Today's challenge is to design and construct a suspension bridge. Can you build a bridge out of cardboard that won't collapse under the weight of a pile of books?
- Target Age: 8-10
- Skills/Subjects: Science
- Related Episode: Episode 313: Dog of the Rings
WHAT TO DO
1. Get what you need:
- 2 chairs with backs
- 3 11" x 17" sheets of corrugated cardboard
- Duct tape
- Hole puncher
- Yard or meter stick
- Paper and pencil
- 4 people
2. Learn the parts of the suspension bridge:
The deck (or road) is suspended from hangers. The hangers are attached to the cables. The cables are draped over the towers, and then secured to the ground on either end of the bridge by solid rock or huge concrete blocks called anchors.

### Instruction A:
Do these statements agree with the bridge activity? (i) The activity is meant for children aged 8 to 10. (ii) The bridge is to be built from wood. (iii) The deck hangs directly from the cables. For each, answer yes or no and quote the words that decide it.
The listing that follows has no connection to the bridge activity.

### Material for this task:
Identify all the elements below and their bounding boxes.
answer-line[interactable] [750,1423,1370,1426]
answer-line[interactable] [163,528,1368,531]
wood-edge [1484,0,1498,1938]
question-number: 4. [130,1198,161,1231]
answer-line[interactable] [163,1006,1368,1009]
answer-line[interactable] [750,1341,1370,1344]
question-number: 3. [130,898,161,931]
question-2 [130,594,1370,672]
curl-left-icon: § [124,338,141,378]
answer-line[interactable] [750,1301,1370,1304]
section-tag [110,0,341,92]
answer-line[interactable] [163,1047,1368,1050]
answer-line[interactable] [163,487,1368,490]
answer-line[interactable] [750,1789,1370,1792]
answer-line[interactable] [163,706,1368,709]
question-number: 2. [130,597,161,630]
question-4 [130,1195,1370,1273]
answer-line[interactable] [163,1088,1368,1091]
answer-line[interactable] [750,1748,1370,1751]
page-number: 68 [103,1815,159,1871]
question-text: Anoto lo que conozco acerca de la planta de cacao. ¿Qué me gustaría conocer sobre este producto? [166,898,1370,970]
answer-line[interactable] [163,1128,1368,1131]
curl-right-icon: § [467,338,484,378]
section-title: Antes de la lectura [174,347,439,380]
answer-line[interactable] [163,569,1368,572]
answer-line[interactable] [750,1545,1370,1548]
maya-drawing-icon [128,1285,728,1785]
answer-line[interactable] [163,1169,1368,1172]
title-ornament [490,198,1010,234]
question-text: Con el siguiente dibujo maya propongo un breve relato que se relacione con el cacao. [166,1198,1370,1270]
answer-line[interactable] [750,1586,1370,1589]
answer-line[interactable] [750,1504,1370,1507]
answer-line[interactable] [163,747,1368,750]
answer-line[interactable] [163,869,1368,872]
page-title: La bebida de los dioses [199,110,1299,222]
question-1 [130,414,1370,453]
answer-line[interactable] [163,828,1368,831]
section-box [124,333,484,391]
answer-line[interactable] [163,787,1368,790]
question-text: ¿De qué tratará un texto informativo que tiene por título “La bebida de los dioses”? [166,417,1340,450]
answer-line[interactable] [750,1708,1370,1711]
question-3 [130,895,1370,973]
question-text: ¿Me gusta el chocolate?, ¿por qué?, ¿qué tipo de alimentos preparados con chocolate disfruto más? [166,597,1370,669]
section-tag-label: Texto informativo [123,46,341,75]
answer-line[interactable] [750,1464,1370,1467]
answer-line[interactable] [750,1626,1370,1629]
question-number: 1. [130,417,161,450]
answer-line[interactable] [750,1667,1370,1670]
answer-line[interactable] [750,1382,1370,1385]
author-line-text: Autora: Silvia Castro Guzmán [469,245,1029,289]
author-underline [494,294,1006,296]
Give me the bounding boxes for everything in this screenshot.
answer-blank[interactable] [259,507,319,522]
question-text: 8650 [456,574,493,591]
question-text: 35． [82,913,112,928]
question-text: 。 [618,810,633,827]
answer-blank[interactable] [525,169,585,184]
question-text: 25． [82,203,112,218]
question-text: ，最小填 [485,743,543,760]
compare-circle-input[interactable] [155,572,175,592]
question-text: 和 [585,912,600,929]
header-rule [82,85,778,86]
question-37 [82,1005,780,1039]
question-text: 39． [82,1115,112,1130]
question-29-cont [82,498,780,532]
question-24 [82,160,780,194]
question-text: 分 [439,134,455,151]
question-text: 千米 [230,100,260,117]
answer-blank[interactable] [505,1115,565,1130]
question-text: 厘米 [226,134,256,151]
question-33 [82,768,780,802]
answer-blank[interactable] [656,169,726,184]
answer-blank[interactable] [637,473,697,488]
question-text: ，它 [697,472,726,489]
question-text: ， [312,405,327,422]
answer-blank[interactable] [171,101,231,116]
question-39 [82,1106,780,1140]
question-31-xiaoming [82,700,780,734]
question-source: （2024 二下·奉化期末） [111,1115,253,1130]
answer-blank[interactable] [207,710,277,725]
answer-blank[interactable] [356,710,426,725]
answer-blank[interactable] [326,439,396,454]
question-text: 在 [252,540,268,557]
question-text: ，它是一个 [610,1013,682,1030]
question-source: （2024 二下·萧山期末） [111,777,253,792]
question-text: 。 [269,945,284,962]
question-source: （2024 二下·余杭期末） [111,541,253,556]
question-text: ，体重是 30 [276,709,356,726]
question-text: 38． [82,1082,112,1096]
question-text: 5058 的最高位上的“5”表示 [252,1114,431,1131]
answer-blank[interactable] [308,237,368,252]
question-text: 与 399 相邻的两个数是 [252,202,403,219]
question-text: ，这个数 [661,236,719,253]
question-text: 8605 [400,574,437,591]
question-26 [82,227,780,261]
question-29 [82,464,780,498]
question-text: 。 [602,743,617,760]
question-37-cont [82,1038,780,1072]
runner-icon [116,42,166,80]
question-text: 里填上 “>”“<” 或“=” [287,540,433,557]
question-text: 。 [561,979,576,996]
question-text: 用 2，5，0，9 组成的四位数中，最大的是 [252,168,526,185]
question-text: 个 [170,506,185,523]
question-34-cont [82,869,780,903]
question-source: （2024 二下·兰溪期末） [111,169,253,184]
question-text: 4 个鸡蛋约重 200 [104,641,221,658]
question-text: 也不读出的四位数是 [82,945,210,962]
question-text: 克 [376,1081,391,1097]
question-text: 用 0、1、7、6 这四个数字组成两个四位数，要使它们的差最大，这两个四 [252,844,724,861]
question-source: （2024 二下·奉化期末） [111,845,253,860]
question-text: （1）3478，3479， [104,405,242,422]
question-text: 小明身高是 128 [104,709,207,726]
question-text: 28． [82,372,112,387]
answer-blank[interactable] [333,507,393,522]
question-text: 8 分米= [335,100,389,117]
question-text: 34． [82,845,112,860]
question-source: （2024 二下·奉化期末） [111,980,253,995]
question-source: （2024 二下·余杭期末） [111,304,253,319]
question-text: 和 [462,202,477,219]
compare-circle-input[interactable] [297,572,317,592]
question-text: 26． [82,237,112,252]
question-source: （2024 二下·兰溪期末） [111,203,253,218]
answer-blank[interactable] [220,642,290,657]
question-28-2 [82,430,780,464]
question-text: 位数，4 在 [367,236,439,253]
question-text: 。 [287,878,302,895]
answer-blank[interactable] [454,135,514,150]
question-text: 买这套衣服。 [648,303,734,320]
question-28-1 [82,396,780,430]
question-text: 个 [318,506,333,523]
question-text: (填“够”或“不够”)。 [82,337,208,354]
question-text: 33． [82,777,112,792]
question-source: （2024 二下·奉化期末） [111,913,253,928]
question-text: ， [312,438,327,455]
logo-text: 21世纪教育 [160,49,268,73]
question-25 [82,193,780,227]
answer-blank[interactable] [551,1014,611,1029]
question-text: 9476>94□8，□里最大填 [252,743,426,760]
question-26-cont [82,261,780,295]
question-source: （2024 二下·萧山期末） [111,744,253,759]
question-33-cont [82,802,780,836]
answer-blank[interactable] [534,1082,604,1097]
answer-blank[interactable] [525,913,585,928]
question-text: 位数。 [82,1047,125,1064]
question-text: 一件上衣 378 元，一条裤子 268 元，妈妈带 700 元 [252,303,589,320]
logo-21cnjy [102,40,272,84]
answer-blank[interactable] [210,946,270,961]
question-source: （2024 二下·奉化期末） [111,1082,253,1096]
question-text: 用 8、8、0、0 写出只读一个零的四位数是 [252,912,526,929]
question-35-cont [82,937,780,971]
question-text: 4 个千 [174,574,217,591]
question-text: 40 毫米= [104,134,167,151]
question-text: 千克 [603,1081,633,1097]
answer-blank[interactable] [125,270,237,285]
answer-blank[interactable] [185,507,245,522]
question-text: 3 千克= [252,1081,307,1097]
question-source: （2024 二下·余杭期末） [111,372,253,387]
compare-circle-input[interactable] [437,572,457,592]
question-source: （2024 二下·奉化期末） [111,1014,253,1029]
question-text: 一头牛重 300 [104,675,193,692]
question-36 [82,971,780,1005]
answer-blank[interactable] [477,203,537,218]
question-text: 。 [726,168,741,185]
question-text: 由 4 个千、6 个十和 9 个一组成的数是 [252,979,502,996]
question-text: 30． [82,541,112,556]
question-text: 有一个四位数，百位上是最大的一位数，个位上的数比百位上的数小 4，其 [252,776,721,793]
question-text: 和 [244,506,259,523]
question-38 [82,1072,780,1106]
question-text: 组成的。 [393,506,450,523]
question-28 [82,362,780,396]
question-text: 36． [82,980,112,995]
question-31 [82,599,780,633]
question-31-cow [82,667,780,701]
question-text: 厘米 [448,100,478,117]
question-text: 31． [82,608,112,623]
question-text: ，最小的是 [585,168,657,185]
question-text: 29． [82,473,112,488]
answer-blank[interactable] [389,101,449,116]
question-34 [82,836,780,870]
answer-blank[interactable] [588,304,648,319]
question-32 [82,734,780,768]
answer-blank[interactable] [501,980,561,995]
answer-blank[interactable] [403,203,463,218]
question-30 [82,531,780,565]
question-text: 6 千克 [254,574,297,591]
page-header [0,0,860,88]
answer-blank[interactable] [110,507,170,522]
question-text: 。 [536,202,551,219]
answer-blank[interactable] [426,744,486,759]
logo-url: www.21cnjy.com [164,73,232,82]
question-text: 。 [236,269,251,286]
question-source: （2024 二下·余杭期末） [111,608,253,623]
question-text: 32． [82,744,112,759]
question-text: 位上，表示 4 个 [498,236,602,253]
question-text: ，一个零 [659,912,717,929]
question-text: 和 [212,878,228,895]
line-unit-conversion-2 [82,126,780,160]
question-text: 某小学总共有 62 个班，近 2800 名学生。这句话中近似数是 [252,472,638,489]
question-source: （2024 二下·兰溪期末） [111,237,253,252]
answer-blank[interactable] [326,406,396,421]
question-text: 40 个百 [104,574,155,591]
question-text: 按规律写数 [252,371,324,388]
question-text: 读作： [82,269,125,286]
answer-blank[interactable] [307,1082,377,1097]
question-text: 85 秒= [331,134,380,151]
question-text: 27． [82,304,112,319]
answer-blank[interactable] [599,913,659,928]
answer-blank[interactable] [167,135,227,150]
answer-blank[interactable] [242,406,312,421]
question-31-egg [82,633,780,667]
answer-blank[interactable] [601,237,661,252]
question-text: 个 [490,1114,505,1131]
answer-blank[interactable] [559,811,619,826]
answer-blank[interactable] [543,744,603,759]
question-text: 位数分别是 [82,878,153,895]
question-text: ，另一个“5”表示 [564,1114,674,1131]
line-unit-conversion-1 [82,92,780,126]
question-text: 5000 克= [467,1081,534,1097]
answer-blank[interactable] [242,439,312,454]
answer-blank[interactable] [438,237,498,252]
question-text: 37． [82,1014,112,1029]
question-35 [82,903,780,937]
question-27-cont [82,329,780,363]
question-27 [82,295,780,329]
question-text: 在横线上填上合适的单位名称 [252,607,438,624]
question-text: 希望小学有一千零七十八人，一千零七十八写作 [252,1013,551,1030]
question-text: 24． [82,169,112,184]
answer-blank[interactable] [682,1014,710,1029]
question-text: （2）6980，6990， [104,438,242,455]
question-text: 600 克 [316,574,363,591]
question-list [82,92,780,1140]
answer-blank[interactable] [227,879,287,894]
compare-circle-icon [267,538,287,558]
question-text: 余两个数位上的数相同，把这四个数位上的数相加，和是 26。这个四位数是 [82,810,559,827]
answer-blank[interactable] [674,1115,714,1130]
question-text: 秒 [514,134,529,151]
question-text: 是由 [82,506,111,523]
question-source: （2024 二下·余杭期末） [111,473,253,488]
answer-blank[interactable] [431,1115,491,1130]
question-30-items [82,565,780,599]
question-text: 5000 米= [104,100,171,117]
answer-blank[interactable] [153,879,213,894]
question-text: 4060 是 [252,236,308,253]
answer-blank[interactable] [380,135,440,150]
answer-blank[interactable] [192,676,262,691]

### Instruction B:
Reproduce the lines of the listing from its first line through the line containing "curl-left-icon: § [124,338,141,378]", both included.

### Reply A:
(i) Yes: "Target Age: 8-10"
(ii) No: "Can you build a bridge out of cardboard that won't collapse under the weight of a pile of books?"
(iii) No: "The deck (or road) is suspended from hangers. The hangers are attached to the cables."

### Reply B:
Identify all the elements below and their bounding boxes.
answer-line[interactable] [750,1423,1370,1426]
answer-line[interactable] [163,528,1368,531]
wood-edge [1484,0,1498,1938]
question-number: 4. [130,1198,161,1231]
answer-line[interactable] [163,1006,1368,1009]
answer-line[interactable] [750,1341,1370,1344]
question-number: 3. [130,898,161,931]
question-2 [130,594,1370,672]
curl-left-icon: § [124,338,141,378]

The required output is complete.